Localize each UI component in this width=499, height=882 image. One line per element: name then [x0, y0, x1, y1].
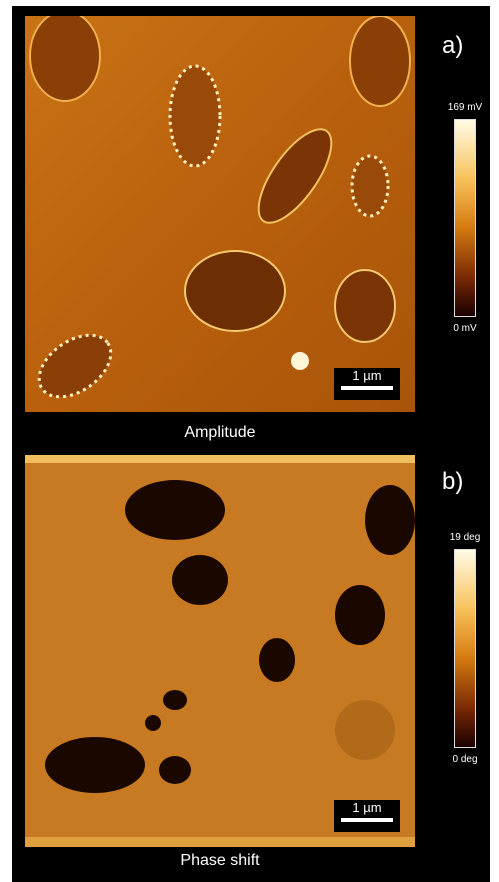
panel-label: a) [442, 32, 463, 60]
colorbar-max: 169 mV [430, 102, 499, 113]
phase-image [25, 455, 415, 847]
colorbar-min: 0 mV [430, 323, 499, 334]
caption: Amplitude [25, 424, 415, 442]
colorbar-min: 0 deg [430, 754, 499, 765]
scale-bar-label: 1 µm [334, 368, 400, 383]
scale-bar: 1 µm [334, 800, 400, 832]
scale-bar-line [341, 818, 393, 822]
caption: Phase shift [25, 852, 415, 870]
scale-bar-line [341, 386, 393, 390]
scale-bar: 1 µm [334, 368, 400, 400]
colorbar-max: 19 deg [430, 532, 499, 543]
scale-bar-label: 1 µm [334, 800, 400, 815]
colorbar [454, 549, 476, 748]
page: 1 µm a) 169 mV 0 mV Amplitude 1 µm b) 19… [0, 0, 499, 882]
colorbar [454, 119, 476, 317]
panel-label: b) [442, 468, 463, 496]
figure: 1 µm a) 169 mV 0 mV Amplitude 1 µm b) 19… [12, 6, 490, 882]
amplitude-image [25, 16, 415, 412]
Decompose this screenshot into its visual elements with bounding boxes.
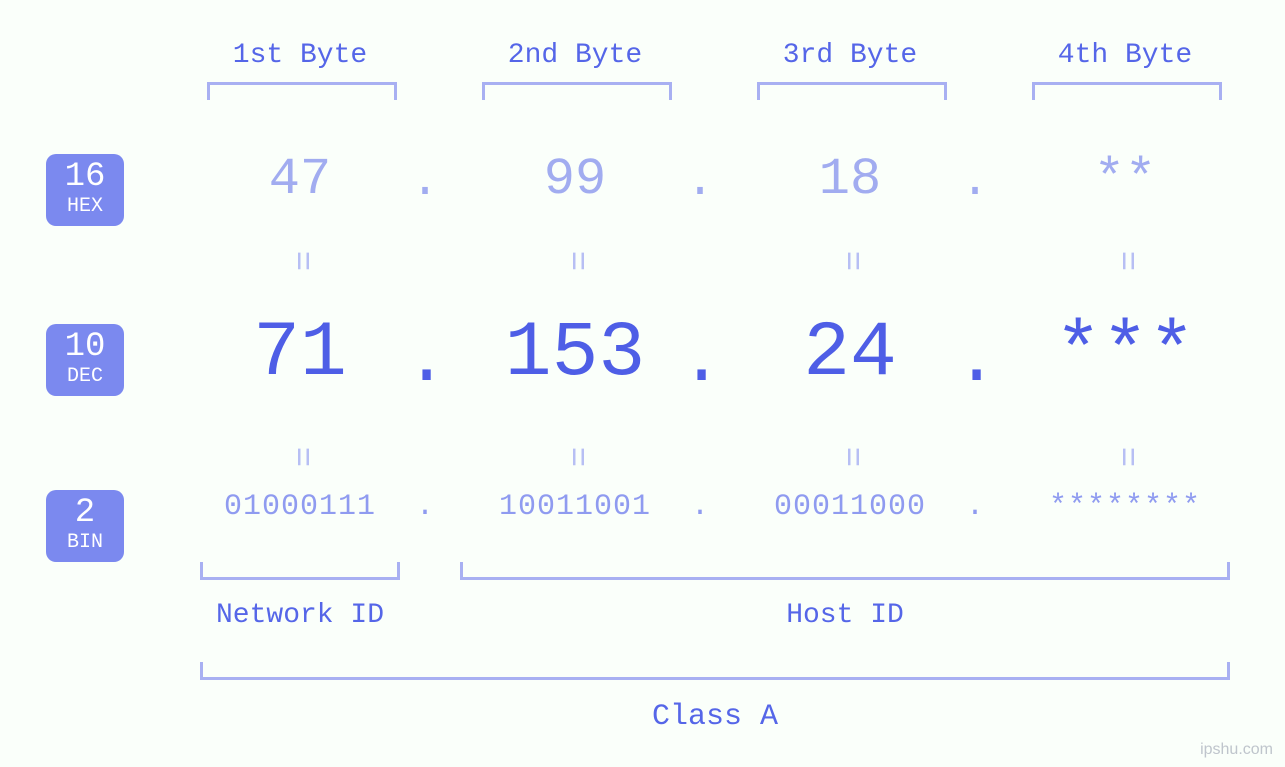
dec-dot-1: .	[405, 320, 445, 402]
bin-byte-1: 01000111	[175, 490, 425, 524]
base-num-hex: 16	[46, 160, 124, 194]
byte-header-1: 1st Byte	[175, 40, 425, 71]
base-label-bin: BIN	[46, 532, 124, 554]
byte-header-4: 4th Byte	[1000, 40, 1250, 71]
bin-dot-3: .	[955, 490, 995, 524]
bracket-byte-1	[207, 82, 397, 100]
base-badge-hex: 16 HEX	[46, 154, 124, 226]
base-badge-bin: 2 BIN	[46, 490, 124, 562]
equals-icon: =	[556, 332, 594, 582]
equals-icon: =	[1106, 332, 1144, 582]
hex-dot-1: .	[405, 155, 445, 209]
dec-dot-2: .	[680, 320, 720, 402]
watermark-text: ipshu.com	[1200, 741, 1273, 759]
class-label: Class A	[200, 700, 1230, 734]
bin-dot-2: .	[680, 490, 720, 524]
base-num-bin: 2	[46, 496, 124, 530]
hex-dot-2: .	[680, 155, 720, 209]
base-badge-dec: 10 DEC	[46, 324, 124, 396]
equals-icon: =	[281, 332, 319, 582]
bin-byte-4: ********	[1000, 490, 1250, 524]
bracket-host-id	[460, 562, 1230, 580]
base-label-dec: DEC	[46, 366, 124, 388]
equals-icon: =	[831, 332, 869, 582]
byte-header-3: 3rd Byte	[725, 40, 975, 71]
bin-byte-2: 10011001	[450, 490, 700, 524]
hex-dot-3: .	[955, 155, 995, 209]
host-id-label: Host ID	[460, 600, 1230, 631]
bin-byte-3: 00011000	[725, 490, 975, 524]
bracket-network-id	[200, 562, 400, 580]
bracket-byte-4	[1032, 82, 1222, 100]
network-id-label: Network ID	[175, 600, 425, 631]
dec-dot-3: .	[955, 320, 995, 402]
bracket-class	[200, 662, 1230, 680]
base-label-hex: HEX	[46, 196, 124, 218]
bin-dot-1: .	[405, 490, 445, 524]
base-num-dec: 10	[46, 330, 124, 364]
bracket-byte-3	[757, 82, 947, 100]
byte-header-2: 2nd Byte	[450, 40, 700, 71]
ip-breakdown-diagram: 1st Byte 2nd Byte 3rd Byte 4th Byte 16 H…	[0, 0, 1285, 767]
bracket-byte-2	[482, 82, 672, 100]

* * *

PROBLEM DESCRIPTION >> Copy the lines in the data above word for word, starting at the line with "panel-label: a) [442, 32, 463, 60]" and running up to and including the line with "colorbar [454, 549, 476, 748]".

TASK OUTPUT >>
panel-label: a) [442, 32, 463, 60]
colorbar-max: 169 mV [430, 102, 499, 113]
phase-image [25, 455, 415, 847]
colorbar-min: 0 mV [430, 323, 499, 334]
caption: Amplitude [25, 424, 415, 442]
colorbar-min: 0 deg [430, 754, 499, 765]
scale-bar-label: 1 µm [334, 368, 400, 383]
scale-bar: 1 µm [334, 800, 400, 832]
scale-bar-line [341, 818, 393, 822]
caption: Phase shift [25, 852, 415, 870]
scale-bar-line [341, 386, 393, 390]
scale-bar: 1 µm [334, 368, 400, 400]
colorbar-max: 19 deg [430, 532, 499, 543]
scale-bar-label: 1 µm [334, 800, 400, 815]
colorbar [454, 549, 476, 748]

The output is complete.